#### Set problem:
Write out the entire listing below exactly as it appears, minus any pictures.

##### Excerpted records #####

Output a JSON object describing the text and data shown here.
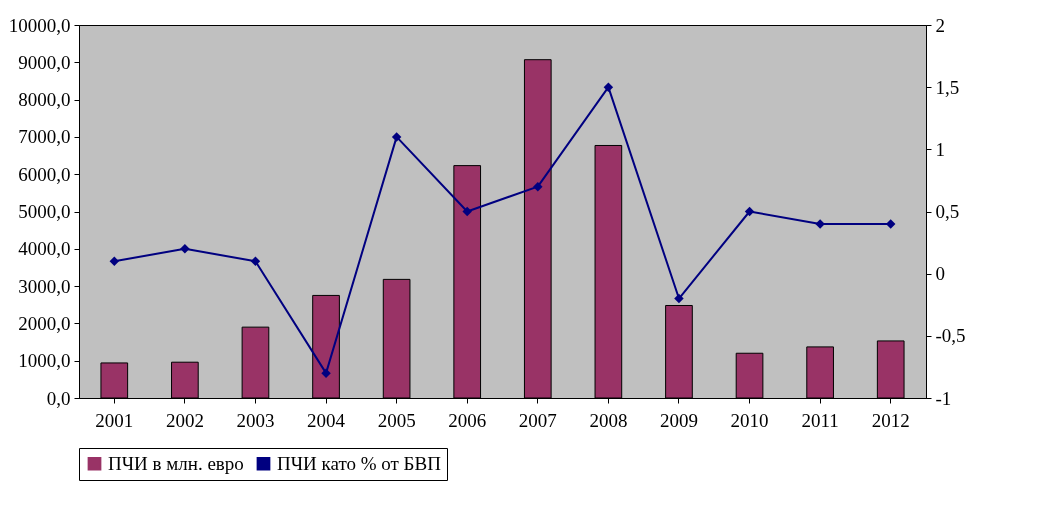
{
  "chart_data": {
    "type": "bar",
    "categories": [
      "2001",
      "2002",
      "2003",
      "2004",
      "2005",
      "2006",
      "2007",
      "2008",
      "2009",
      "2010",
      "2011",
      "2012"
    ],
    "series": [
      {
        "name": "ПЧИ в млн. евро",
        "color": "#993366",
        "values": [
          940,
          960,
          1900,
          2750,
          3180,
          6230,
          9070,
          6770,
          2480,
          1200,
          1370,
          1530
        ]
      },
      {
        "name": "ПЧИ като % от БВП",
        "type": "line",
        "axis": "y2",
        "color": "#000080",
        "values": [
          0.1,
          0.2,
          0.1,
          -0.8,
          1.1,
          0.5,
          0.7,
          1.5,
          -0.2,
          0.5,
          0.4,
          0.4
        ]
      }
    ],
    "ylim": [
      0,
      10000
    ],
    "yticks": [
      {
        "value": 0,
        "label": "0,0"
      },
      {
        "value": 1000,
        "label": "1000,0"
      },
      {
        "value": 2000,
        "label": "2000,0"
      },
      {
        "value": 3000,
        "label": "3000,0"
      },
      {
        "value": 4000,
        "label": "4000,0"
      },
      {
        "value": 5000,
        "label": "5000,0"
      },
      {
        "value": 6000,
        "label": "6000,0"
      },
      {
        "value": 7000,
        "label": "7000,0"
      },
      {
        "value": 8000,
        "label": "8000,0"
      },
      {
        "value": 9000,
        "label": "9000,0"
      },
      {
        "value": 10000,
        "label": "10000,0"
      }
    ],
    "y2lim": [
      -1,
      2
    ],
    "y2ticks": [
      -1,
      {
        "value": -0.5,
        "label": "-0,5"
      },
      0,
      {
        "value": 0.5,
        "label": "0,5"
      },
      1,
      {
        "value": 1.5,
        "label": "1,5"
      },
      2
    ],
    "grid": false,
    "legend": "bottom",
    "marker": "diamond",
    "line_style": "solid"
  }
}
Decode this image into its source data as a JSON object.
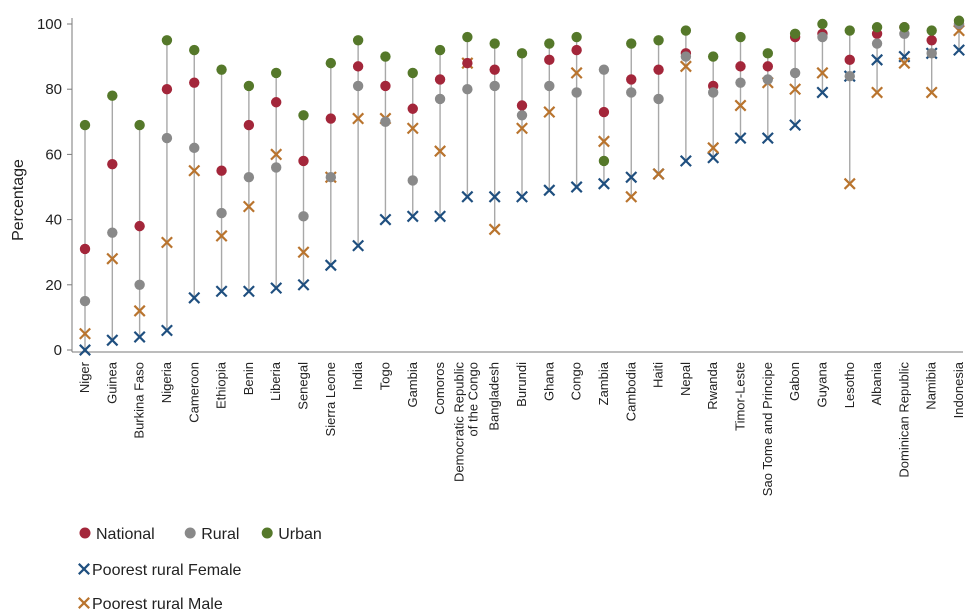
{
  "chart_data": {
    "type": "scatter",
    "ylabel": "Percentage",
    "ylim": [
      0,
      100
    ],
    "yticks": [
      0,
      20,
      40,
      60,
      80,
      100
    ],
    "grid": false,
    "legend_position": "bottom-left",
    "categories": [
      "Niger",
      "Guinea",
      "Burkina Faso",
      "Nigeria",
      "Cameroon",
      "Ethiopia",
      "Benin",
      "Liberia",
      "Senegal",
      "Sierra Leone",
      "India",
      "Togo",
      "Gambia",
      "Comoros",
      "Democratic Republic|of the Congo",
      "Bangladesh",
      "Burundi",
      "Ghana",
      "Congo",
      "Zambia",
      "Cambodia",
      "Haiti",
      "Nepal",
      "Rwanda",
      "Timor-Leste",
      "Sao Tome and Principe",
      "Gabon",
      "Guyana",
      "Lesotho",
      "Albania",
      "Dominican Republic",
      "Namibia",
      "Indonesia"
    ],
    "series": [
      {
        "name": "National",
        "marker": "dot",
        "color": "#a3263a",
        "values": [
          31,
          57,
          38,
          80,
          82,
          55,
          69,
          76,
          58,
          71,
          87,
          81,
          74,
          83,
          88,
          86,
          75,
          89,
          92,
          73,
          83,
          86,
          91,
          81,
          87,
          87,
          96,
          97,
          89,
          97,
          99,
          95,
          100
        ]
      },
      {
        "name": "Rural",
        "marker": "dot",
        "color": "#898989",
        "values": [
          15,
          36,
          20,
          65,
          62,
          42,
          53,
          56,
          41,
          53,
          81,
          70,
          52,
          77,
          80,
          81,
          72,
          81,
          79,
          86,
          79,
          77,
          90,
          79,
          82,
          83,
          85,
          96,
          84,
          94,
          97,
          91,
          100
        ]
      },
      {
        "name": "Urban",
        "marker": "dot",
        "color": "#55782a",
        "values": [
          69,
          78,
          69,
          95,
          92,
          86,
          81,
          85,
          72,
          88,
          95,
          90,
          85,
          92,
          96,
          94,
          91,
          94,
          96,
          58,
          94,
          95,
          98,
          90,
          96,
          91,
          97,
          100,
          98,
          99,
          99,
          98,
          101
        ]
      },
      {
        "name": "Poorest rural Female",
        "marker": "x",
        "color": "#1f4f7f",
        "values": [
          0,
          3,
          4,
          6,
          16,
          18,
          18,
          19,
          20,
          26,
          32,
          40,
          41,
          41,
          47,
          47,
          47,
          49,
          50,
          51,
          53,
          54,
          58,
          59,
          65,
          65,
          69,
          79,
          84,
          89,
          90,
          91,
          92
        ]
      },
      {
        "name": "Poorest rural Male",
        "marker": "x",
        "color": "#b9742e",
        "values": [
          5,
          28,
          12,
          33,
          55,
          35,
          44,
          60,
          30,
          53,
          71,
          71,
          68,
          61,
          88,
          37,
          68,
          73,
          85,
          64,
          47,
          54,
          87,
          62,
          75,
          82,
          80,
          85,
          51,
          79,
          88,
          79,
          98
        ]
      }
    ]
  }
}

#####

#### The result:
Output a JSON object describing the text and data shown here.
{
  "chart_data": {
    "type": "bar",
    "categories": [
      "2001",
      "2002",
      "2003",
      "2004",
      "2005",
      "2006",
      "2007",
      "2008",
      "2009",
      "2010",
      "2011",
      "2012"
    ],
    "series": [
      {
        "name": "ПЧИ в млн. евро",
        "color": "#993366",
        "values": [
          940,
          960,
          1900,
          2750,
          3180,
          6230,
          9070,
          6770,
          2480,
          1200,
          1370,
          1530
        ]
      },
      {
        "name": "ПЧИ като % от БВП",
        "type": "line",
        "axis": "y2",
        "color": "#000080",
        "values": [
          0.1,
          0.2,
          0.1,
          -0.8,
          1.1,
          0.5,
          0.7,
          1.5,
          -0.2,
          0.5,
          0.4,
          0.4
        ]
      }
    ],
    "ylim": [
      0,
      10000
    ],
    "yticks": [
      {
        "value": 0,
        "label": "0,0"
      },
      {
        "value": 1000,
        "label": "1000,0"
      },
      {
        "value": 2000,
        "label": "2000,0"
      },
      {
        "value": 3000,
        "label": "3000,0"
      },
      {
        "value": 4000,
        "label": "4000,0"
      },
      {
        "value": 5000,
        "label": "5000,0"
      },
      {
        "value": 6000,
        "label": "6000,0"
      },
      {
        "value": 7000,
        "label": "7000,0"
      },
      {
        "value": 8000,
        "label": "8000,0"
      },
      {
        "value": 9000,
        "label": "9000,0"
      },
      {
        "value": 10000,
        "label": "10000,0"
      }
    ],
    "y2lim": [
      -1,
      2
    ],
    "y2ticks": [
      -1,
      {
        "value": -0.5,
        "label": "-0,5"
      },
      0,
      {
        "value": 0.5,
        "label": "0,5"
      },
      1,
      {
        "value": 1.5,
        "label": "1,5"
      },
      2
    ],
    "grid": false,
    "legend": "bottom",
    "marker": "diamond",
    "line_style": "solid"
  }
}
Decode this image into its source data as a JSON object.
{
  "chart_data": {
    "type": "scatter",
    "ylabel": "Percentage",
    "ylim": [
      0,
      100
    ],
    "yticks": [
      0,
      20,
      40,
      60,
      80,
      100
    ],
    "grid": false,
    "legend_position": "bottom-left",
    "categories": [
      "Niger",
      "Guinea",
      "Burkina Faso",
      "Nigeria",
      "Cameroon",
      "Ethiopia",
      "Benin",
      "Liberia",
      "Senegal",
      "Sierra Leone",
      "India",
      "Togo",
      "Gambia",
      "Comoros",
      "Democratic Republic|of the Congo",
      "Bangladesh",
      "Burundi",
      "Ghana",
      "Congo",
      "Zambia",
      "Cambodia",
      "Haiti",
      "Nepal",
      "Rwanda",
      "Timor-Leste",
      "Sao Tome and Principe",
      "Gabon",
      "Guyana",
      "Lesotho",
      "Albania",
      "Dominican Republic",
      "Namibia",
      "Indonesia"
    ],
    "series": [
      {
        "name": "National",
        "marker": "dot",
        "color": "#a3263a",
        "values": [
          31,
          57,
          38,
          80,
          82,
          55,
          69,
          76,
          58,
          71,
          87,
          81,
          74,
          83,
          88,
          86,
          75,
          89,
          92,
          73,
          83,
          86,
          91,
          81,
          87,
          87,
          96,
          97,
          89,
          97,
          99,
          95,
          100
        ]
      },
      {
        "name": "Rural",
        "marker": "dot",
        "color": "#898989",
        "values": [
          15,
          36,
          20,
          65,
          62,
          42,
          53,
          56,
          41,
          53,
          81,
          70,
          52,
          77,
          80,
          81,
          72,
          81,
          79,
          86,
          79,
          77,
          90,
          79,
          82,
          83,
          85,
          96,
          84,
          94,
          97,
          91,
          100
        ]
      },
      {
        "name": "Urban",
        "marker": "dot",
        "color": "#55782a",
        "values": [
          69,
          78,
          69,
          95,
          92,
          86,
          81,
          85,
          72,
          88,
          95,
          90,
          85,
          92,
          96,
          94,
          91,
          94,
          96,
          58,
          94,
          95,
          98,
          90,
          96,
          91,
          97,
          100,
          98,
          99,
          99,
          98,
          101
        ]
      },
      {
        "name": "Poorest rural Female",
        "marker": "x",
        "color": "#1f4f7f",
        "values": [
          0,
          3,
          4,
          6,
          16,
          18,
          18,
          19,
          20,
          26,
          32,
          40,
          41,
          41,
          47,
          47,
          47,
          49,
          50,
          51,
          53,
          54,
          58,
          59,
          65,
          65,
          69,
          79,
          84,
          89,
          90,
          91,
          92
        ]
      },
      {
        "name": "Poorest rural Male",
        "marker": "x",
        "color": "#b9742e",
        "values": [
          5,
          28,
          12,
          33,
          55,
          35,
          44,
          60,
          30,
          53,
          71,
          71,
          68,
          61,
          88,
          37,
          68,
          73,
          85,
          64,
          47,
          54,
          87,
          62,
          75,
          82,
          80,
          85,
          51,
          79,
          88,
          79,
          98
        ]
      }
    ]
  }
}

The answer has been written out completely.